Request>
Reproduce the whole setjmp and longjmp thread below word for word, keeping every line, symbol and space unchanged.

Passage given>
[net.lang.c] setjmp: read the manual

dmr@research.UUCP (10/04/84)

V7, 4.[01]BSD, and SVr0 manuals include this sentence in the setjmp/longjmp
documentation (setjmp(3): "All accessible data have values as of the time
longjmp was called."  So setjmp shouldn't save register variables; they're
irrelevant.  That is,

   ...
	register x = 1;
	if (setjmp(sj_buf)) {
		printf("x = %d\n", x)
		exit(0);
	}
	x = 2;
	f();
   }
   f() { longjmp(sj_buf, 1); }

is supposed to print "x = 2" and longjmp is supposed to trace back in the
stack to make sure this happens.  (This is nontrivial, because the
place where the register that contained x was saved can be anywhere in
call chain.)

There is a very good reason for doing it this way: it makes
register and automatic variables behave the same.  The specification
could have said that data values are restored to those at
the time that setjmp was called, but it doesn't (and shouldn't:
that's a lot of stuff to save).

I checked the behavior on V8, 4.2BSD, and SVr2.  It works right
(prints 2) on V8 and 4.2, works wrong (prints 1) on SV (on VAX, 3B20, 3B2).
I don't have 4.2 or SVr2 manuals at hand so I don't know what they say.

					Dennis Ritchie

gnu@sun.uucp (John Gilmore) (10/10/84)

dmr says:
> V7, 4.[01]BSD, and SVr0 manuals include this sentence in the setjmp/longjmp
> documentation (setjmp(3): "All accessible data have values as of the time
> longjmp was called."  ...  (This is nontrivial, because the
> place where the register that contained x was saved can be anywhere in
> call chain.)

Information supplied>
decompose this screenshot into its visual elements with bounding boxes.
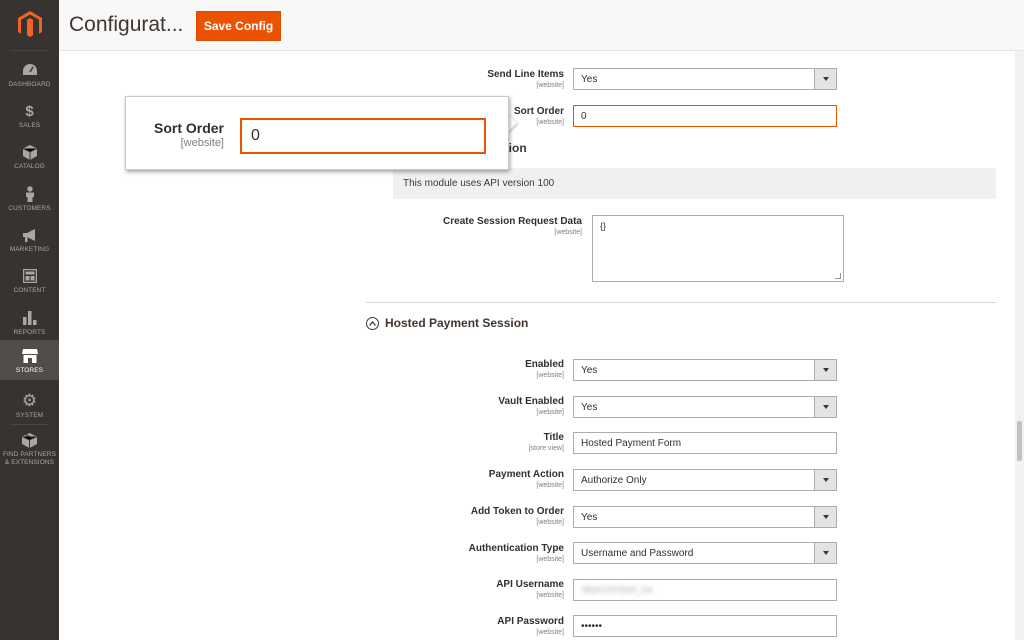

Answer below>
[net.lang.c] setjmp: read the manual

dmr@research.UUCP (10/04/84)

V7, 4.[01]BSD, and SVr0 manuals include this sentence in the setjmp/longjmp
documentation (setjmp(3): "All accessible data have values as of the time
longjmp was called."  So setjmp shouldn't save register variables; they're
irrelevant.  That is,

   ...
	register x = 1;
	if (setjmp(sj_buf)) {
		printf("x = %d\n", x)
		exit(0);
	}
	x = 2;
	f();
   }
   f() { longjmp(sj_buf, 1); }

is supposed to print "x = 2" and longjmp is supposed to trace back in the
stack to make sure this happens.  (This is nontrivial, because the
place where the register that contained x was saved can be anywhere in
call chain.)

There is a very good reason for doing it this way: it makes
register and automatic variables behave the same.  The specification
could have said that data values are restored to those at
the time that setjmp was called, but it doesn't (and shouldn't:
that's a lot of stuff to save).

I checked the behavior on V8, 4.2BSD, and SVr2.  It works right
(prints 2) on V8 and 4.2, works wrong (prints 1) on SV (on VAX, 3B20, 3B2).
I don't have 4.2 or SVr2 manuals at hand so I don't know what they say.

					Dennis Ritchie

gnu@sun.uucp (John Gilmore) (10/10/84)

dmr says:
> V7, 4.[01]BSD, and SVr0 manuals include this sentence in the setjmp/longjmp
> documentation (setjmp(3): "All accessible data have values as of the time
> longjmp was called."  ...  (This is nontrivial, because the
> place where the register that contained x was saved can be anywhere in
> call chain.)